SHORT TASK
Your task is to output the data exactly as it stands.

+++++

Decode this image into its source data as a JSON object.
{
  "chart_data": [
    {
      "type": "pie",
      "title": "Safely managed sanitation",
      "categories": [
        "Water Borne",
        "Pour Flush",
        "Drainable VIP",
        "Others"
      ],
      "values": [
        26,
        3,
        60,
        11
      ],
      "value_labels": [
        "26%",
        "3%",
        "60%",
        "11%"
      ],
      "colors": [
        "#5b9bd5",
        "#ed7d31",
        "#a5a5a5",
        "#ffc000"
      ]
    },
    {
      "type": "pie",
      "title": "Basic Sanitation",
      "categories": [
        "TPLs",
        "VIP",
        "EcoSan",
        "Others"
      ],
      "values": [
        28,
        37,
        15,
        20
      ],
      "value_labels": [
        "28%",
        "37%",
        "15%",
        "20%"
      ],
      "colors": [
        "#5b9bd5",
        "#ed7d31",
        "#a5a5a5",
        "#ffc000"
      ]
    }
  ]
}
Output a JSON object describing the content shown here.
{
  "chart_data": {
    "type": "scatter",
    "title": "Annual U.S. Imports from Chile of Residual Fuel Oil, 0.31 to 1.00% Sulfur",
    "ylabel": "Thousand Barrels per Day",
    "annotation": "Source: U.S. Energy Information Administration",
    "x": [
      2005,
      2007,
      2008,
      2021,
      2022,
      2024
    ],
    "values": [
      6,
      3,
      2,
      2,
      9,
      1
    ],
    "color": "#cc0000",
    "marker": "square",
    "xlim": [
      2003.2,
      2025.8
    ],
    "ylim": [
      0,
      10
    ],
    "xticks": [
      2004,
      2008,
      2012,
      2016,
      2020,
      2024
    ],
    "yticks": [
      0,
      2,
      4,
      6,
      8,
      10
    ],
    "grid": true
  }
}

+++++

EXERCISE SOLUTION
Decode this image into its source data as a JSON object.
{
  "chart_data": [
    {
      "type": "pie",
      "title": "Safely managed sanitation",
      "categories": [
        "Water Borne",
        "Pour Flush",
        "Drainable VIP",
        "Others"
      ],
      "values": [
        26,
        3,
        60,
        11
      ],
      "value_labels": [
        "26%",
        "3%",
        "60%",
        "11%"
      ],
      "colors": [
        "#5b9bd5",
        "#ed7d31",
        "#a5a5a5",
        "#ffc000"
      ]
    },
    {
      "type": "pie",
      "title": "Basic Sanitation",
      "categories": [
        "TPLs",
        "VIP",
        "EcoSan",
        "Others"
      ],
      "values": [
        28,
        37,
        15,
        20
      ],
      "value_labels": [
        "28%",
        "37%",
        "15%",
        "20%"
      ],
      "colors": [
        "#5b9bd5",
        "#ed7d31",
        "#a5a5a5",
        "#ffc000"
      ]
    }
  ]
}
Output a JSON object describing the content shown here.
{
  "chart_data": {
    "type": "scatter",
    "title": "Annual U.S. Imports from Chile of Residual Fuel Oil, 0.31 to 1.00% Sulfur",
    "ylabel": "Thousand Barrels per Day",
    "annotation": "Source: U.S. Energy Information Administration",
    "x": [
      2005,
      2007,
      2008,
      2021,
      2022,
      2024
    ],
    "values": [
      6,
      3,
      2,
      2,
      9,
      1
    ],
    "color": "#cc0000",
    "marker": "square",
    "xlim": [
      2003.2,
      2025.8
    ],
    "ylim": [
      0,
      10
    ],
    "xticks": [
      2004,
      2008,
      2012,
      2016,
      2020,
      2024
    ],
    "yticks": [
      0,
      2,
      4,
      6,
      8,
      10
    ],
    "grid": true
  }
}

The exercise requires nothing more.